What is the number of lines in the entries below that include the word "screenshot"? Provide the number only.

(Figure content listings)
──────────

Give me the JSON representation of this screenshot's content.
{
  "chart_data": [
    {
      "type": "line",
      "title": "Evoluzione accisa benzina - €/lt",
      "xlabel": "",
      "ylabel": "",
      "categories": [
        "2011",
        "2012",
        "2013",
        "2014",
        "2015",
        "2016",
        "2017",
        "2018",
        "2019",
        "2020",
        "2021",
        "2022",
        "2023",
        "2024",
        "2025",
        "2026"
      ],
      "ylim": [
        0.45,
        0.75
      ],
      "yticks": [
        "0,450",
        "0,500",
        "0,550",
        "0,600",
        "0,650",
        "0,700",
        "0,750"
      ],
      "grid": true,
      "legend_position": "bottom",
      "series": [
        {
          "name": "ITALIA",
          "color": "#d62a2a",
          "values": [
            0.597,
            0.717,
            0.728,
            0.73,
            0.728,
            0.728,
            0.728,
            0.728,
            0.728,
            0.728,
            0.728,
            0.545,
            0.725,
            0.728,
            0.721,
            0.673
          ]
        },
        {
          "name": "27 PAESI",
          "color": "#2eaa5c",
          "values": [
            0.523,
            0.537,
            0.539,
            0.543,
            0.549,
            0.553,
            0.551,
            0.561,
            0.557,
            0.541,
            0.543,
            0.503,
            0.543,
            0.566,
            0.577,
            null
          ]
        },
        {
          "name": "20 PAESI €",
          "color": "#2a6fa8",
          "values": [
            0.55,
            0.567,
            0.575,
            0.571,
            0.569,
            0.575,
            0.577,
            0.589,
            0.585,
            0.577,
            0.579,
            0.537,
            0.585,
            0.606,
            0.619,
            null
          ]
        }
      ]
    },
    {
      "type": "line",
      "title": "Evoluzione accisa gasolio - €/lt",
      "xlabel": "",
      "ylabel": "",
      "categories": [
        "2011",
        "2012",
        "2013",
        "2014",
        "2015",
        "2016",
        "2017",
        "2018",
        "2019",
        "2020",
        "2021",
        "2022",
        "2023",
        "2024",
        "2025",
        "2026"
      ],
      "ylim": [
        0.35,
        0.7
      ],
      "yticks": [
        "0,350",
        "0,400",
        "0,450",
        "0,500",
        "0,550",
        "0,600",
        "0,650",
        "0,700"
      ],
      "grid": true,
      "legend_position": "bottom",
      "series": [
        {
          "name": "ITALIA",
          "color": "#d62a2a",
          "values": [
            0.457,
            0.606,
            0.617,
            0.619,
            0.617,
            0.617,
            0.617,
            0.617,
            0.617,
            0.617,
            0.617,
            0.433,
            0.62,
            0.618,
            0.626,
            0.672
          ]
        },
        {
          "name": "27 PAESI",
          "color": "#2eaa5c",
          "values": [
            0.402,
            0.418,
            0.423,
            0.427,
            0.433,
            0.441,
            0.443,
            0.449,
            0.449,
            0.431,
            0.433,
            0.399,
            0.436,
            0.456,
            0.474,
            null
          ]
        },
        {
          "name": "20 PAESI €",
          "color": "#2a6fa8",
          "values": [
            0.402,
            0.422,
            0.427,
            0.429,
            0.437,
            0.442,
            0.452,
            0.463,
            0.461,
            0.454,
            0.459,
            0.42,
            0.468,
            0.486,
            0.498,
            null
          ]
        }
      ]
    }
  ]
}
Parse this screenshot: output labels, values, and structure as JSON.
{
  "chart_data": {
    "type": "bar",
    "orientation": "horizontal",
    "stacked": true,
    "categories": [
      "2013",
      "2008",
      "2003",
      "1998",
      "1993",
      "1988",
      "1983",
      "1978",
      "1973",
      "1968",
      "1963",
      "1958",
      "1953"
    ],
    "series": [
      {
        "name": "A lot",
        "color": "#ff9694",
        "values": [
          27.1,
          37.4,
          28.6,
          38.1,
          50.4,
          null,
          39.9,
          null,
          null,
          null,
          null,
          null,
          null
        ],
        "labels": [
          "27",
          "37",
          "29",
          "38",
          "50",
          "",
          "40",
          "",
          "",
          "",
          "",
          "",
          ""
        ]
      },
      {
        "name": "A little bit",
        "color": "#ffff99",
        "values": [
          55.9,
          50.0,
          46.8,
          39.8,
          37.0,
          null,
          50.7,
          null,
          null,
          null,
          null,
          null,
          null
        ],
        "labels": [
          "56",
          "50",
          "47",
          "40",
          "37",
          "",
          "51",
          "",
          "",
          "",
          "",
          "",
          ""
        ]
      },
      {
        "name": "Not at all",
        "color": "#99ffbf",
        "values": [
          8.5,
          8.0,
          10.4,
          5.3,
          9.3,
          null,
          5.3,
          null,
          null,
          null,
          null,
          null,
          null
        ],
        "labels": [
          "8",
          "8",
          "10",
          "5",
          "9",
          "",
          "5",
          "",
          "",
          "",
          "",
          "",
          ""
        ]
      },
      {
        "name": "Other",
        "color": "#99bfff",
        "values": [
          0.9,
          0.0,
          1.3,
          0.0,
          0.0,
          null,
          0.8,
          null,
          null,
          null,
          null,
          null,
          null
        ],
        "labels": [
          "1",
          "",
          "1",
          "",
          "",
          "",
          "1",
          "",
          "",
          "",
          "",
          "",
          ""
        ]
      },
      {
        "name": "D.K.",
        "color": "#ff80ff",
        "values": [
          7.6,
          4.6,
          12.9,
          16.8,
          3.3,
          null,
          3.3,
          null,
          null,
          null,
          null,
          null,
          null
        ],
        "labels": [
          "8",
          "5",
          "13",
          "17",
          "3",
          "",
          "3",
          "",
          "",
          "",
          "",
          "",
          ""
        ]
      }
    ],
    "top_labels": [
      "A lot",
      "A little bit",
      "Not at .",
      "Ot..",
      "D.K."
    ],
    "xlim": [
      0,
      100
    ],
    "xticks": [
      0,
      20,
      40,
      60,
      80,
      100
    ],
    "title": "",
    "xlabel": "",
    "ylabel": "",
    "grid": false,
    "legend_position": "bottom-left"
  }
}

──────────

Task output: 2